* _Requirements_: Pick out all lines of the entries that include the word "name" and copy them.
### Data in this exercise ###
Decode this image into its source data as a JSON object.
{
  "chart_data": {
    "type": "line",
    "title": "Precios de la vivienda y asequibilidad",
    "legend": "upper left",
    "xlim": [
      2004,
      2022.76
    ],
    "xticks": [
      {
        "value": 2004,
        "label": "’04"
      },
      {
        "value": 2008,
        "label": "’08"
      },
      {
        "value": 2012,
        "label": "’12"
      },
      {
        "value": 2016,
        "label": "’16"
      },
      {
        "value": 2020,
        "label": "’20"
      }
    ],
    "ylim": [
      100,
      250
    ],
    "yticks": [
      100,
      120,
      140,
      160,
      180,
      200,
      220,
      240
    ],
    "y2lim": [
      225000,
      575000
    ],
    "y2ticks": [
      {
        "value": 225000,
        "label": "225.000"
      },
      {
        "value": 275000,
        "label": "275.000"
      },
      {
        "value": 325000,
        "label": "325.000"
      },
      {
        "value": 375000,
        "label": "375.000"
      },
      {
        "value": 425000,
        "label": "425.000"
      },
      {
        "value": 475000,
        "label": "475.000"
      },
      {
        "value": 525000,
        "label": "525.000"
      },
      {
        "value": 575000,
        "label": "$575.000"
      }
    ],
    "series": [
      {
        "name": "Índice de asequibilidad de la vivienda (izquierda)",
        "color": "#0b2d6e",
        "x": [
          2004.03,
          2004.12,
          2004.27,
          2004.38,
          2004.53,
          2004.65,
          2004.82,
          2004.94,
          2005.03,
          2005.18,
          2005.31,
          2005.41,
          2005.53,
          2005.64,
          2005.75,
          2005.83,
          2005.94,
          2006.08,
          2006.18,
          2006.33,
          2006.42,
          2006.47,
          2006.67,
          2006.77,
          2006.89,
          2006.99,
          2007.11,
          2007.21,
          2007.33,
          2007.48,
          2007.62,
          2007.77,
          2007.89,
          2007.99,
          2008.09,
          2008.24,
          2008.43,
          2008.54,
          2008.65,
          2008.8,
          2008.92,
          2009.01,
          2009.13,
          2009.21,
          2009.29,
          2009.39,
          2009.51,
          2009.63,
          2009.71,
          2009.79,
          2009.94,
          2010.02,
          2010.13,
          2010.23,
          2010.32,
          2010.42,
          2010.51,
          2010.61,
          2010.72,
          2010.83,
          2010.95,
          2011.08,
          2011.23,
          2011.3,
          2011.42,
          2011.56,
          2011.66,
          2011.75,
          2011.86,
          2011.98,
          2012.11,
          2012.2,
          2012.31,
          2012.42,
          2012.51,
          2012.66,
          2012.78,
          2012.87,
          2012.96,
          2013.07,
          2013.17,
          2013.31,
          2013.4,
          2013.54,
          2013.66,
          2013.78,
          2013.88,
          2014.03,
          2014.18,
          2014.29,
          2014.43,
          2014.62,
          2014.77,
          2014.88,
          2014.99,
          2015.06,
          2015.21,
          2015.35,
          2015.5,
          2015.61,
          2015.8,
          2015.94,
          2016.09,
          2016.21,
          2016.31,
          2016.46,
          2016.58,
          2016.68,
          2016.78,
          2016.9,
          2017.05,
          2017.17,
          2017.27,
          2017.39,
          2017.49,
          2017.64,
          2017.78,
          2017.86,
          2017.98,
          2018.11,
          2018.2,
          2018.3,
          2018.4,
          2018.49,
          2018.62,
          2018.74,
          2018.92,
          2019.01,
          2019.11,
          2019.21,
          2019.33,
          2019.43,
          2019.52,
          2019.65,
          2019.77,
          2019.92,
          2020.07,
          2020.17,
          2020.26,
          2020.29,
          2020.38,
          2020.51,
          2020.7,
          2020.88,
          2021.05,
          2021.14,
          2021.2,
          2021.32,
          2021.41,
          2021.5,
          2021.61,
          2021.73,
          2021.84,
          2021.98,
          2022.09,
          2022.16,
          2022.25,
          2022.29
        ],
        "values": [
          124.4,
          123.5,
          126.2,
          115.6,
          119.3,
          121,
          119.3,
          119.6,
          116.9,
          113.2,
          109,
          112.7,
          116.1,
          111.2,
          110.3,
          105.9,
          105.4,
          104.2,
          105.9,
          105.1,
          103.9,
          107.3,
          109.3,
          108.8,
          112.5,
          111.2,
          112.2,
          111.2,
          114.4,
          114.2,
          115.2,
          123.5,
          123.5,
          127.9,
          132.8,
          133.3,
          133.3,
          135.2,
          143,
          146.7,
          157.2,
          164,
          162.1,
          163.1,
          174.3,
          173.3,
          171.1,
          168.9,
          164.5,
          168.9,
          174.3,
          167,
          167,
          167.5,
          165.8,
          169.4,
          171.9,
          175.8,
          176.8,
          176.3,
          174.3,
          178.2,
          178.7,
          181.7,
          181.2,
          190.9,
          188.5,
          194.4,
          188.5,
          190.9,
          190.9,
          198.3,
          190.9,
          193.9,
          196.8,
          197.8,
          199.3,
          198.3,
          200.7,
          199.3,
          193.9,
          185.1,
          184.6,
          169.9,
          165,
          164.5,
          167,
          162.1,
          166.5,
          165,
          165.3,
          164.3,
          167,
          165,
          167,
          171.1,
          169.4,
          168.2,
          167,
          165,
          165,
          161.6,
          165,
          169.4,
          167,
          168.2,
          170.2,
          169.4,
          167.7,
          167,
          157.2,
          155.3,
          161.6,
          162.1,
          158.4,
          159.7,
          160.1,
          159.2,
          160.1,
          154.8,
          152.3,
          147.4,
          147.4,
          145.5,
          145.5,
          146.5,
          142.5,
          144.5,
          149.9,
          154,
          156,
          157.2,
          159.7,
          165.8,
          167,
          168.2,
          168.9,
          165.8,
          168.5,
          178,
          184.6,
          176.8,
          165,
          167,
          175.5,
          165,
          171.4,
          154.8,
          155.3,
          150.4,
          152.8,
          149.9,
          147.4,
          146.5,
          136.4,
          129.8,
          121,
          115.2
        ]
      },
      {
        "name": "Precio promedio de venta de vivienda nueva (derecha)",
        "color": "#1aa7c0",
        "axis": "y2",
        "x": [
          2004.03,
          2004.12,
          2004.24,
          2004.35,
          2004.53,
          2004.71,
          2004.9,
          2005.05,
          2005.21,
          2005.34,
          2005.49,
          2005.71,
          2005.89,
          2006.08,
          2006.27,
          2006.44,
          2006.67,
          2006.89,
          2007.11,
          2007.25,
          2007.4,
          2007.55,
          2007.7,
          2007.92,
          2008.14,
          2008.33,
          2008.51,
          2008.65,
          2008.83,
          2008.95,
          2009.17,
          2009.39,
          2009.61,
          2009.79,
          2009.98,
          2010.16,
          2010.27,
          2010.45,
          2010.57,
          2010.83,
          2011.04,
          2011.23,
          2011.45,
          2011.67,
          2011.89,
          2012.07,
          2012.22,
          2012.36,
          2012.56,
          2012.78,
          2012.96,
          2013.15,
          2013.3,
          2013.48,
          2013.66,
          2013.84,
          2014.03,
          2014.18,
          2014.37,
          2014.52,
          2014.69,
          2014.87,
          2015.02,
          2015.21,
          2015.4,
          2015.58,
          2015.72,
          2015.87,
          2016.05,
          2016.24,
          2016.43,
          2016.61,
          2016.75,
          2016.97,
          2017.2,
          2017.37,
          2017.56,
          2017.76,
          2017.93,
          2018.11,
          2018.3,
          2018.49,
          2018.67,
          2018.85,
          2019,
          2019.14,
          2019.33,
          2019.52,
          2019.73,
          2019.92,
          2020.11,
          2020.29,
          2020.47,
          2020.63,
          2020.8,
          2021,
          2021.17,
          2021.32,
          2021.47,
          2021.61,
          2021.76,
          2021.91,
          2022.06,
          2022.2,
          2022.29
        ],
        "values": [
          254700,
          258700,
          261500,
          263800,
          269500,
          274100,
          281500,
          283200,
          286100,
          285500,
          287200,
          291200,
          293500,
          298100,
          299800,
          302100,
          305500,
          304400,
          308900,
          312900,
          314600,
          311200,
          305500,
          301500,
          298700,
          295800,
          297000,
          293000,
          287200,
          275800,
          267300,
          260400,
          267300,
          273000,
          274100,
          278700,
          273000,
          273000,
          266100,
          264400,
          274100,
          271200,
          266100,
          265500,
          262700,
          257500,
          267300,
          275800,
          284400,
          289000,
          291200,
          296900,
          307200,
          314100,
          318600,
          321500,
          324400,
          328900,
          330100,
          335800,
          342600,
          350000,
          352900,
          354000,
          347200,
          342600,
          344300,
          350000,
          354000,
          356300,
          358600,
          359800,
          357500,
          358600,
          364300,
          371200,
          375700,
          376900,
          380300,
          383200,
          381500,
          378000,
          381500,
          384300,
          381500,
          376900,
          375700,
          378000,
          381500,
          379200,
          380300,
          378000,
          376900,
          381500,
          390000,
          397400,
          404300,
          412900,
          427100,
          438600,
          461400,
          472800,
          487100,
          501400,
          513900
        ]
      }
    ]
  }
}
###
* _Written response_:
        "name": "Índice de asequibilidad de la vivienda (izquierda)",
        "name": "Precio promedio de venta de vivienda nueva (derecha)",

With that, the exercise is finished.